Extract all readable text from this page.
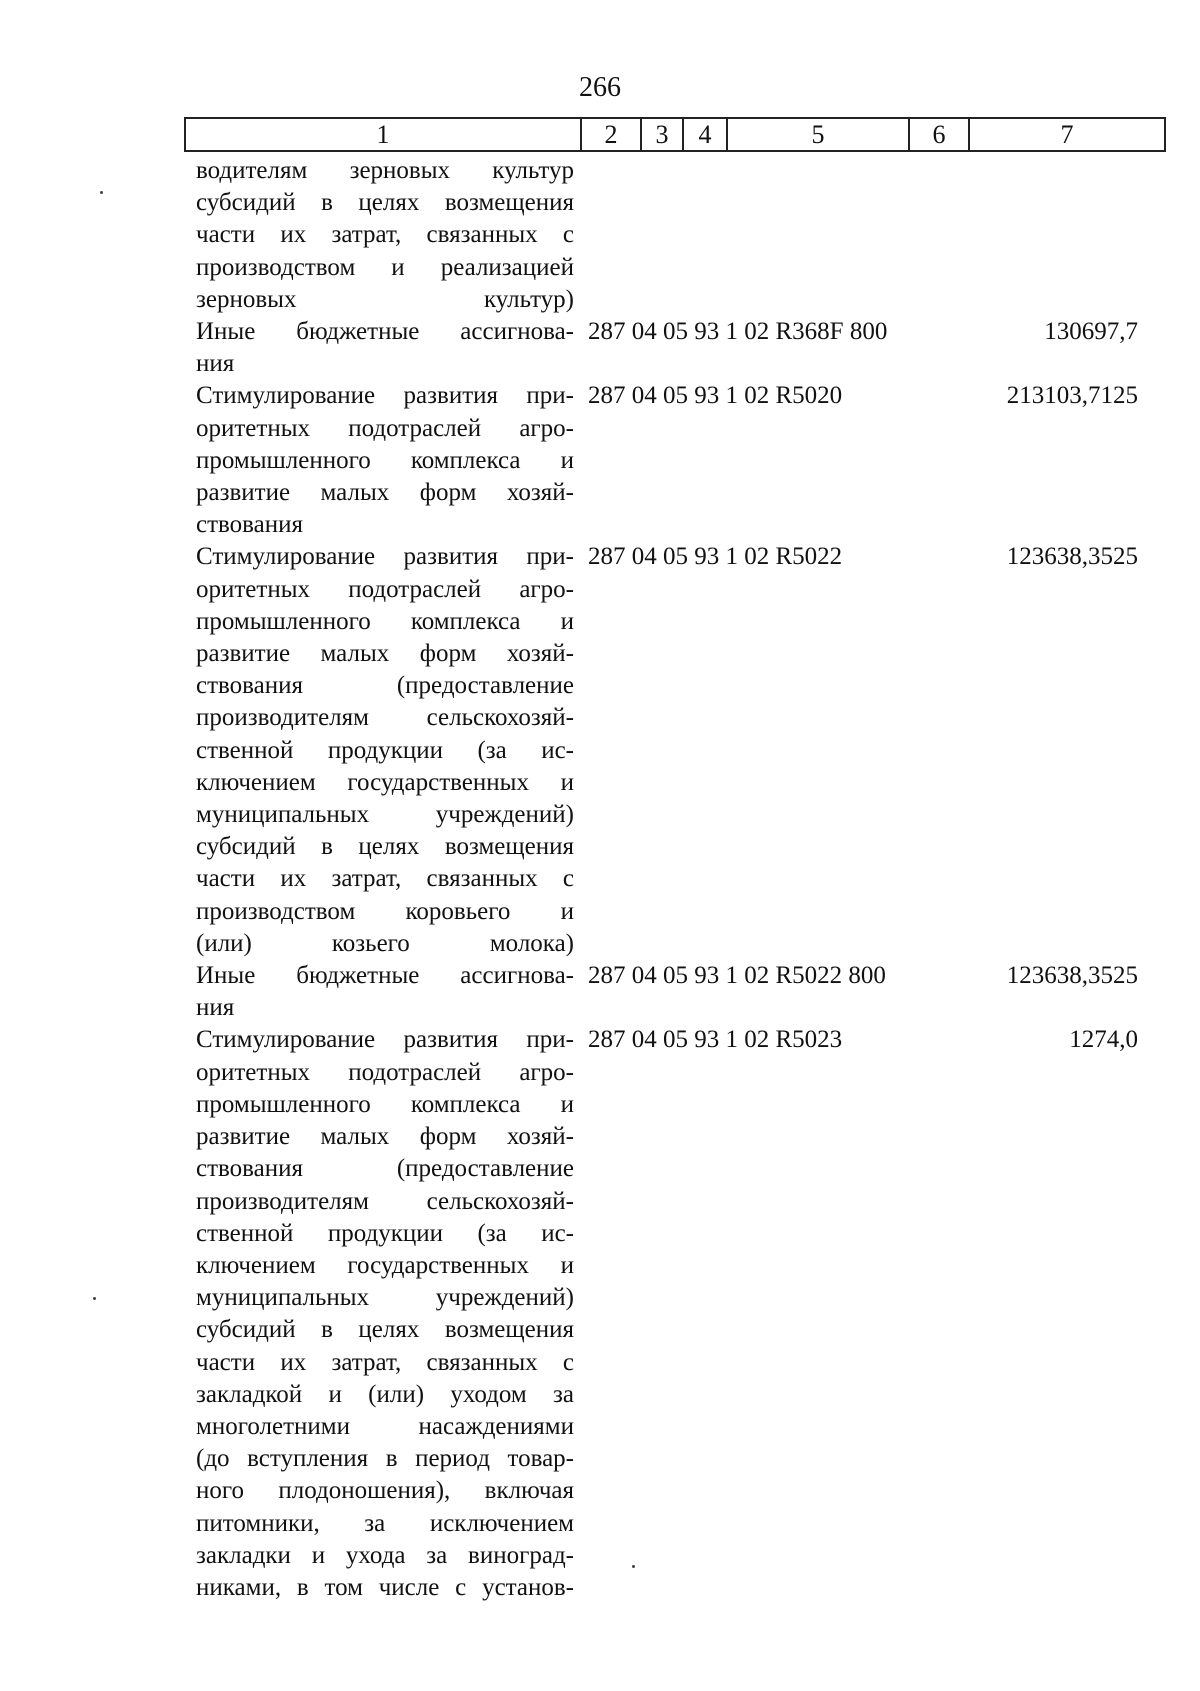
266
1	2	3	4	5	6	7
водителям зерновых культур
субсидий в целях возмещения
части их затрат, связанных с
производством и реализацией
зерновых культур)
Иные бюджетные ассигнова-
ния
287 04 05 93 1 02 R368F 800	130697,7
Стимулирование развития при-
оритетных подотраслей агро-
промышленного комплекса и
развитие малых форм хозяй-
ствования
287 04 05 93 1 02 R5020	213103,7125
Стимулирование развития при-
оритетных подотраслей агро-
промышленного комплекса и
развитие малых форм хозяй-
ствования (предоставление
производителям сельскохозяй-
ственной продукции (за ис-
ключением государственных и
муниципальных учреждений)
субсидий в целях возмещения
части их затрат, связанных с
производством коровьего и
(или) козьего молока)
287 04 05 93 1 02 R5022	123638,3525
Иные бюджетные ассигнова-
ния
287 04 05 93 1 02 R5022 800	123638,3525
Стимулирование развития при-
оритетных подотраслей агро-
промышленного комплекса и
развитие малых форм хозяй-
ствования (предоставление
производителям сельскохозяй-
ственной продукции (за ис-
ключением государственных и
муниципальных учреждений)
субсидий в целях возмещения
части их затрат, связанных с
закладкой и (или) уходом за
многолетними насаждениями
(до вступления в период товар-
ного плодоношения), включая
питомники, за исключением
закладки и ухода за виноград-
никами, в том числе с установ-
287 04 05 93 1 02 R5023	1274,0
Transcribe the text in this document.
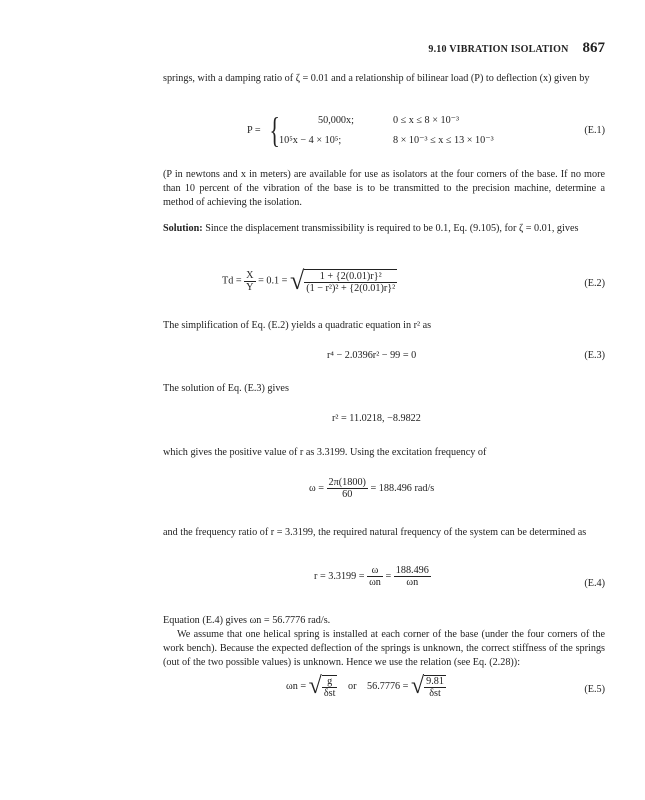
9.10 VIBRATION ISOLATION 867
springs, with a damping ratio of ζ = 0.01 and a relationship of bilinear load (P) to deflection (x) given by
P = {	50,000x;	0 ≤ x ≤ 8 × 10⁻³
10⁵x − 4 × 10⁵;	8 × 10⁻³ ≤ x ≤ 13 × 10⁻³
(E.1)
(P in newtons and x in meters) are available for use as isolators at the four corners of the base. If no more than 10 percent of the vibration of the base is to be transmitted to the precision machine, determine a method of achieving the isolation.
Solution: Since the displacement transmissibility is required to be 0.1, Eq. (9.105), for ζ = 0.01, gives
$Td = \frac{X}{Y} = 0.1$ = √ $\frac{\text{1 + \{2(0.01)r\}²}}{\text{(1 − r²)² + \{2(0.01)r\}²}}$	(E.2)
The simplification of Eq. (E.2) yields a quadratic equation in r² as
r⁴ − 2.0396r² − 99 = 0	(E.3)
The solution of Eq. (E.3) gives
r² = 11.0218, −8.9822
which gives the positive value of r as 3.3199. Using the excitation frequency of
$\omega = \frac{2\pi(1800)}{60} = 188.496$ rad/s
and the frequency ratio of r = 3.3199, the required natural frequency of the system can be determined as
$r = 3.3199 = \frac{\omega}{\omega n} = \frac{188.496}{\omega n}$	(E.4)
Equation (E.4) gives ωn = 56.7776 rad/s.
We assume that one helical spring is installed at each corner of the base (under the four corners of the work bench). Because the expected deflection of the springs is unknown, the correct stiffness of the springs (out of the two possible values) is unknown. Hence we use the relation (see Eq. (2.28)):
ωn = √ $\frac{g}{\text{δst}}$ or 56.7776 = √ $\frac{9.81}{\text{δst}}$	(E.5)
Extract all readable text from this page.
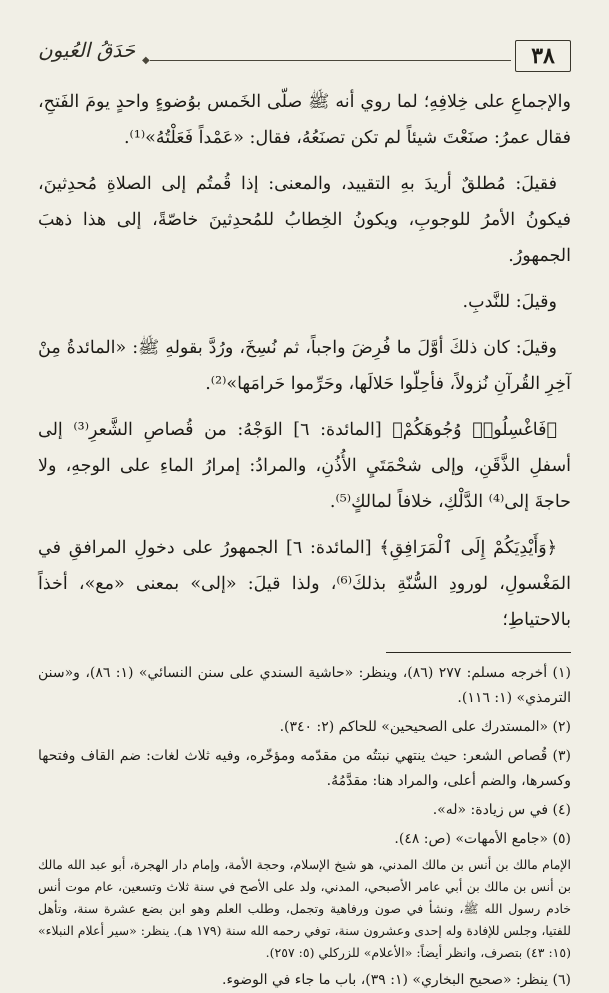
٣٨
◆
حَدَقُ العُيون

والإجماعِ على خِلافِهِ؛ لما روي أنه ﷺ صلّى الخَمس بوُضوءٍ واحدٍ يومَ الفَتحِ، فقال عمرُ: صنَعْتَ شيئاً لم تكن تصنَعُهُ، فقال: «عَمْداً فَعَلْتُهُ»⁽¹⁾.

فقيلَ: مُطلقٌ أريدَ بهِ التقييد، والمعنى: إذا قُمتُم إلى الصلاةِ مُحدِثينَ، فيكونُ الأمرُ للوجوبِ، ويكونُ الخِطابُ للمُحدِثينَ خاصّةً، إلى هذا ذهبَ الجمهورُ.

وقيلَ: للنَّدبِ.

وقيلَ: كان ذلكَ أوَّلَ ما فُرِضَ واجباً، ثم نُسِخَ، ورُدَّ بقولهِ ﷺ: «المائدةُ مِنْ آخِرِ القُرآنِ نُزولاً، فأحِلّوا حَلالَها، وحَرِّموا حَرامَها»⁽²⁾.

﴿فَاغْسِلُوا۟ وُجُوهَكُمْ﴾ [المائدة: ٦] الوَجْهُ: من قُصاصِ الشَّعرِ⁽³⁾ إلى أسفلِ الذَّقَنِ، وإلى شحْمَتَيِ الأُذُنِ، والمرادُ: إمرارُ الماءِ على الوجهِ، ولا حاجةَ إلى⁽⁴⁾ الدَّلْكِ، خلافاً لمالكٍ⁽⁵⁾.

﴿وَأَيْدِيَكُمْ إِلَى ٱلْمَرَافِقِ﴾ [المائدة: ٦] الجمهورُ على دخولِ المرافقِ في المَغْسولِ، لورودِ السُّنّةِ بذلكَ⁽⁶⁾، ولذا قيلَ: «إلى» بمعنى «مع»، أخذاً بالاحتياطِ؛

(١) أخرجه مسلم: ٢٧٧ (٨٦)، وينظر: «حاشية السندي على سنن النسائي» (١: ٨٦)، و«سنن الترمذي» (١: ١١٦).

(٢) «المستدرك على الصحيحين» للحاكم (٢: ٣٤٠).

(٣) قُصاص الشعر: حيث ينتهي نبتتُه من مقدّمه ومؤخّره، وفيه ثلاث لغات: ضم القاف وفتحها وكسرها، والضم أعلى، والمراد هنا: مقدَّمُهُ.

(٤) في س زيادة: «له».

(٥) «جامع الأمهات» (ص: ٤٨).

الإمام مالك بن أنس بن مالك المدني، هو شيخ الإسلام، وحجة الأمة، وإمام دار الهجرة، أبو عبد الله مالك بن أنس بن مالك بن أبي عامر الأصبحي، المدني، ولد على الأصح في سنة ثلاث وتسعين، عام موت أنس خادم رسول الله ﷺ، ونشأ في صون ورفاهية وتجمل، وطلب العلم وهو ابن بضع عشرة سنة، وتأهل للفتيا، وجلس للإفادة وله إحدى وعشرون سنة، توفي رحمه الله سنة (١٧٩ هـ). ينظر: «سير أعلام النبلاء» (١٥: ٤٣) بتصرف، وانظر أيضاً: «الأعلام» للزركلي (٥: ٢٥٧).

(٦) ينظر: «صحيح البخاري» (١: ٣٩)، باب ما جاء في الوضوء.
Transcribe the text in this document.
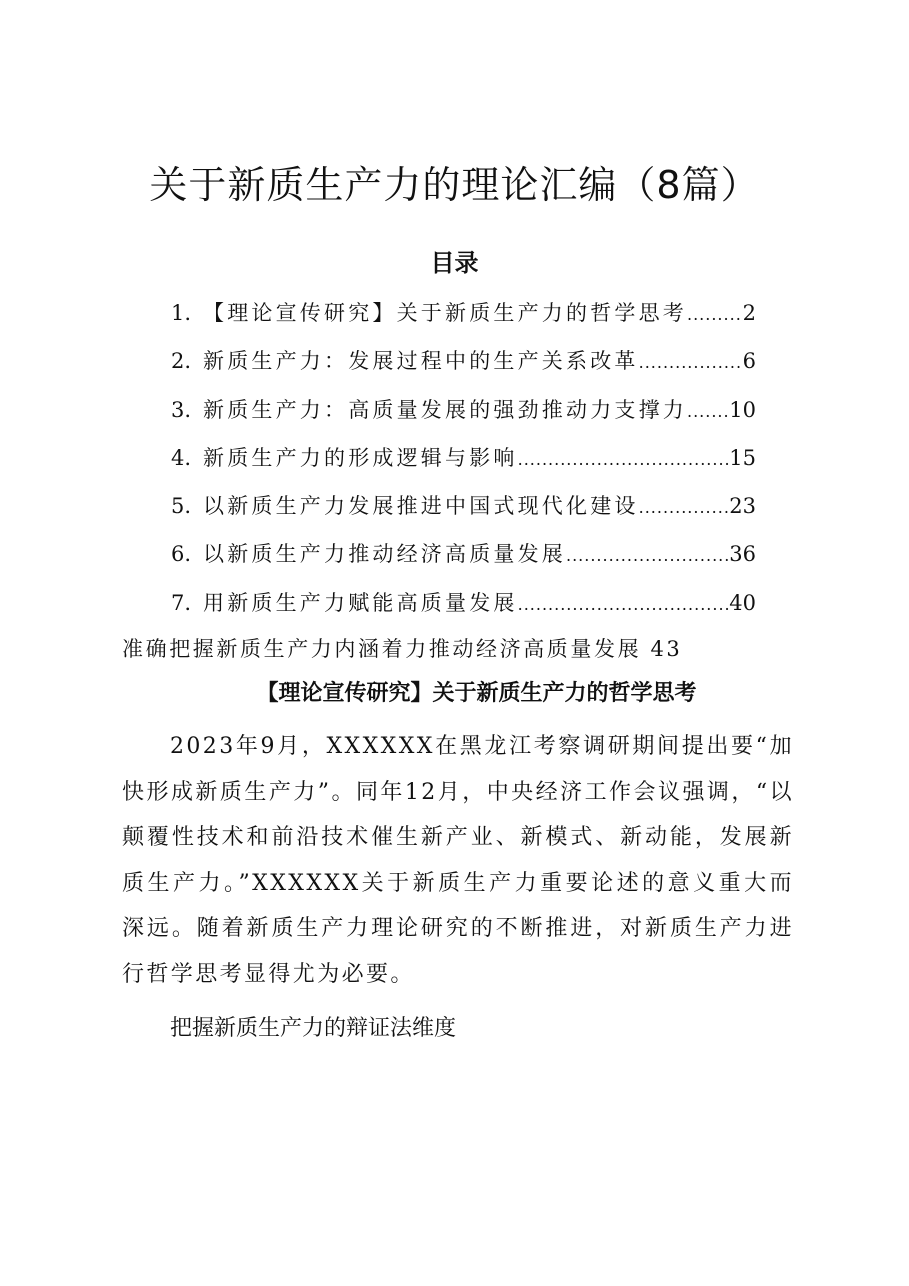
关于新质生产力的理论汇编（8篇）
目录
1. 【理论宣传研究】关于新质生产力的哲学思考 .....	2
2. 新质生产力：发展过程中的生产关系改革 .....	6
3. 新质生产力：高质量发展的强劲推动力支撑力 ..... 10
4. 新质生产力的形成逻辑与影响 .....	15
5. 以新质生产力发展推进中国式现代化建设 .....	23
6. 以新质生产力推动经济高质量发展 .....	36
7. 用新质生产力赋能高质量发展 .....	40
准确把握新质生产力内涵着力推动经济高质量发展 43
【理论宣传研究】关于新质生产力的哲学思考

2023年9月，XXXXXX在黑龙江考察调研期间提出要“加快形成新质生产力”。同年12月，中央经济工作会议强调，“以颠覆性技术和前沿技术催生新产业、新模式、新动能，发展新质生产力。”XXXXXX关于新质生产力重要论述的意义重大而深远。随着新质生产力理论研究的不断推进，对新质生产力进行哲学思考显得尤为必要。

把握新质生产力的辩证法维度
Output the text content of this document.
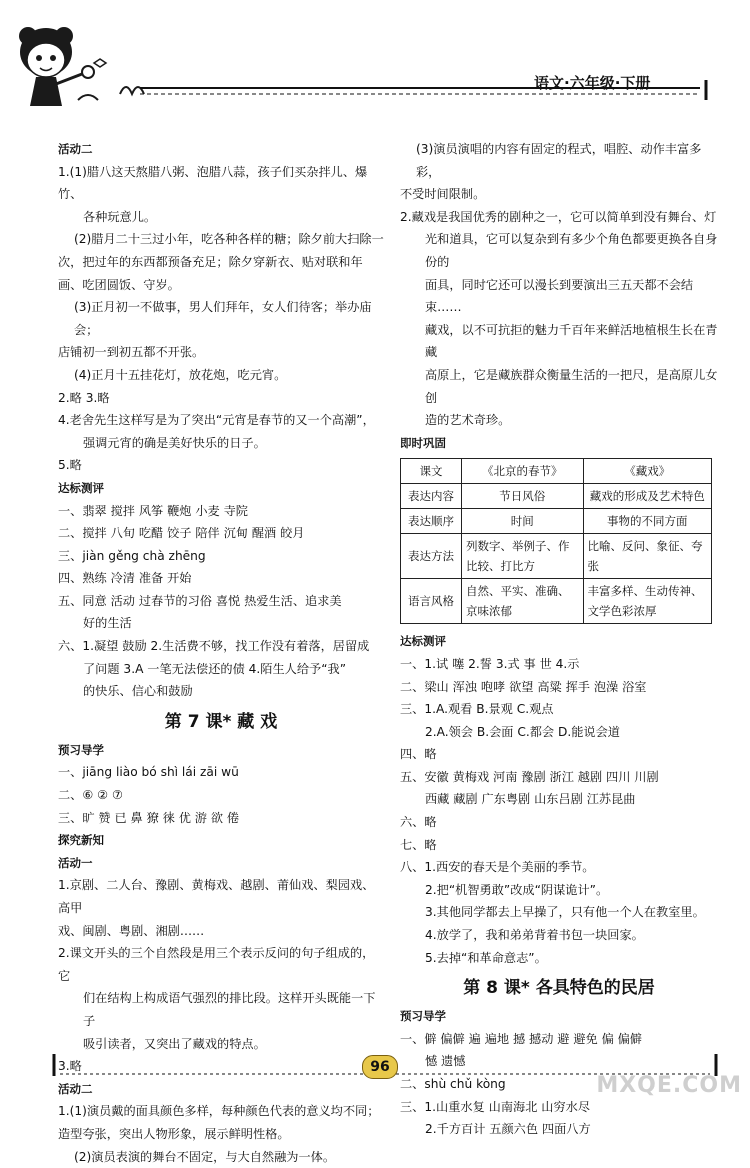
语文·六年级·下册

活动二

1.(1)腊八这天熬腊八粥、泡腊八蒜，孩子们买杂拌儿、爆竹、

各种玩意儿。

(2)腊月二十三过小年，吃各种各样的糖；除夕前大扫除一

次，把过年的东西都预备充足；除夕穿新衣、贴对联和年

画、吃团圆饭、守岁。

(3)正月初一不做事，男人们拜年，女人们待客；举办庙会；

店铺初一到初五都不开张。

(4)正月十五挂花灯，放花炮，吃元宵。

2.略 3.略

4.老舍先生这样写是为了突出“元宵是春节的又一个高潮”，

强调元宵的确是美好快乐的日子。

5.略

达标测评

一、翡翠 搅拌 风筝 鞭炮 小麦 寺院

二、搅拌 八旬 吃醋 饺子 陪伴 沉甸 醒酒 皎月

三、jiàn gěng chà zhēng

四、熟练 冷清 准备 开始

五、同意 活动 过春节的习俗 喜悦 热爱生活、追求美

好的生活

六、1.凝望 鼓励 2.生活费不够，找工作没有着落，居留成

了问题 3.A 一笔无法偿还的债 4.陌生人给予“我”

的快乐、信心和鼓励

第 7 课* 藏 戏

预习导学

一、jiāng liào bó shì lái zāi wū

二、⑥ ② ⑦

三、旷 赞 已 鼻 獠 徕 优 游 欲 倦

探究新知

活动一

1.京剧、二人台、豫剧、黄梅戏、越剧、莆仙戏、梨园戏、高甲

戏、闽剧、粤剧、湘剧……

2.课文开头的三个自然段是用三个表示反问的句子组成的，它

们在结构上构成语气强烈的排比段。这样开头既能一下子

吸引读者，又突出了藏戏的特点。

3.略

活动二

1.(1)演员戴的面具颜色多样，每种颜色代表的意义均不同；

造型夸张，突出人物形象，展示鲜明性格。

(2)演员表演的舞台不固定，与大自然融为一体。

(3)演员演唱的内容有固定的程式，唱腔、动作丰富多彩，

不受时间限制。

2.藏戏是我国优秀的剧种之一，它可以简单到没有舞台、灯

光和道具，它可以复杂到有多少个角色都要更换各自身份的

面具，同时它还可以漫长到要演出三五天都不会结束……

藏戏，以不可抗拒的魅力千百年来鲜活地植根生长在青藏

高原上，它是藏族群众衡量生活的一把尺，是高原儿女创

造的艺术奇珍。

即时巩固

课文	《北京的春节》	《藏戏》
表达内容	节日风俗	藏戏的形成及艺术特色
表达顺序	时间	事物的不同方面
表达方法	列数字、举例子、作比较、打比方	比喻、反问、象征、夸张
语言风格	自然、平实、准确、京味浓郁	丰富多样、生动传神、文学色彩浓厚

达标测评

一、1.试 噻 2.誓 3.式 事 世 4.示

二、梁山 浑浊 咆哮 欲望 高粱 挥手 泡澡 浴室

三、1.A.观看 B.景观 C.观点

2.A.领会 B.会面 C.都会 D.能说会道

四、略

五、安徽 黄梅戏 河南 豫剧 浙江 越剧 四川 川剧

西藏 藏剧 广东粤剧 山东吕剧 江苏昆曲

六、略

七、略

八、1.西安的春天是个美丽的季节。

2.把“机智勇敢”改成“阴谋诡计”。

3.其他同学都去上早操了，只有他一个人在教室里。

4.放学了，我和弟弟背着书包一块回家。

5.去掉“和革命意志”。

第 8 课* 各具特色的民居

预习导学

一、僻 偏僻 遍 遍地 撼 撼动 避 避免 偏 偏僻

憾 遗憾

二、shù chǔ kòng

三、1.山重水复 山南海北 山穷水尽

2.千方百计 五颜六色 四面八方

96
MXQE.COM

# # # # # # #

> **PROBLEM DESCRIPTION**: Write down only the number of lines that contain the string "关于新质生产力的哲学思考" in the listing.

> **EXPECTED ANSWER**: 2